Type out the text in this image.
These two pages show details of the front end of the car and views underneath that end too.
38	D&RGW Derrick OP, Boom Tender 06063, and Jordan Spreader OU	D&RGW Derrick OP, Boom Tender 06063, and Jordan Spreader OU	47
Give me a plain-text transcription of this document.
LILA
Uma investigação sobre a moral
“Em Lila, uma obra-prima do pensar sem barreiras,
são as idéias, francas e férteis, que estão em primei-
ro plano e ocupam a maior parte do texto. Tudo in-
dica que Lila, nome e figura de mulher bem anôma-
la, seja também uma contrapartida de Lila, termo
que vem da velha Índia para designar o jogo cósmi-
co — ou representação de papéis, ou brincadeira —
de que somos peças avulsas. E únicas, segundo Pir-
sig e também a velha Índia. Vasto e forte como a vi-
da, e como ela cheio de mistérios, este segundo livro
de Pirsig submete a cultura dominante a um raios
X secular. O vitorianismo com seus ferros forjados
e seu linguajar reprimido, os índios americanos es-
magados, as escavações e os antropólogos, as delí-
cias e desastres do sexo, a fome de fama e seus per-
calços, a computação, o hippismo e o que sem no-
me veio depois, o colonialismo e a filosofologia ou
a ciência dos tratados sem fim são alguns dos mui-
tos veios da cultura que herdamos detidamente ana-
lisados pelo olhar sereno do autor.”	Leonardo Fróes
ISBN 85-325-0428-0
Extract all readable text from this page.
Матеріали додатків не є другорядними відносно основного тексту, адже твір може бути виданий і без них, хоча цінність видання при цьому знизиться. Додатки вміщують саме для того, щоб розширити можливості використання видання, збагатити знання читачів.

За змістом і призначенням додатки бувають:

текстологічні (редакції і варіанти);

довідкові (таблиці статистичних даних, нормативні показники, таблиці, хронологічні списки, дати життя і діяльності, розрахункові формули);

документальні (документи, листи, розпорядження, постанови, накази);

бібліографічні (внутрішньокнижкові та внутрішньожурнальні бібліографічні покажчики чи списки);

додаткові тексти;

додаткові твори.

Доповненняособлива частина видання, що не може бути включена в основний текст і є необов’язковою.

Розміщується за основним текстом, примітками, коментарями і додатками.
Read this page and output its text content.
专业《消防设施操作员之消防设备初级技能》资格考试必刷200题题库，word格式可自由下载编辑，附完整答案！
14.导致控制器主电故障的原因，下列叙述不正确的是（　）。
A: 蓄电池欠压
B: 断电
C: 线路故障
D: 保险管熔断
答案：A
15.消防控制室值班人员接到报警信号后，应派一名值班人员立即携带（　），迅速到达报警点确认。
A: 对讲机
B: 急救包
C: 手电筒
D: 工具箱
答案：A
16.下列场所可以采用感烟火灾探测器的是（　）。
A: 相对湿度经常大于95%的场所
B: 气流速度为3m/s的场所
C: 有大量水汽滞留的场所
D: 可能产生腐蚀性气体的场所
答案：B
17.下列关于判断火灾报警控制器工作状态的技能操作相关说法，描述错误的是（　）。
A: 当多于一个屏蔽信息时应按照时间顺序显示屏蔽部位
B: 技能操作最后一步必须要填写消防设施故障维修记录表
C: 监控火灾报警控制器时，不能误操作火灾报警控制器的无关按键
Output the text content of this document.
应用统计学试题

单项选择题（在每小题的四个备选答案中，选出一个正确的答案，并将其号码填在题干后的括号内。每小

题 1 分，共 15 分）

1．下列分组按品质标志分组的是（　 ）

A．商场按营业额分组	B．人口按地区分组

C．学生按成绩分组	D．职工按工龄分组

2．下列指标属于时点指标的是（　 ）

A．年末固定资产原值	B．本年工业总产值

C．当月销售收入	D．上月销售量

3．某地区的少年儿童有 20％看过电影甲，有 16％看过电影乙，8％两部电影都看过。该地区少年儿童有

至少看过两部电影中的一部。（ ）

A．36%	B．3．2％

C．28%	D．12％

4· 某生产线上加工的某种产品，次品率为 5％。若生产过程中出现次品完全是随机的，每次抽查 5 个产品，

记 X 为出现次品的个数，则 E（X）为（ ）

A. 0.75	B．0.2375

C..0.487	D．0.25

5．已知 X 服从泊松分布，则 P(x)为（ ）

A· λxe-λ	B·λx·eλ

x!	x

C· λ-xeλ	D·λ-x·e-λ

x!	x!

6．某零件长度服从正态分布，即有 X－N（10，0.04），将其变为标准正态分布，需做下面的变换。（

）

_ _ _ _

== What the task asks ==
All lines above with "document" in them should be returned.

== Solution to this exercise ==
Give me a plain-text transcription of this document.
Output the text content of this document.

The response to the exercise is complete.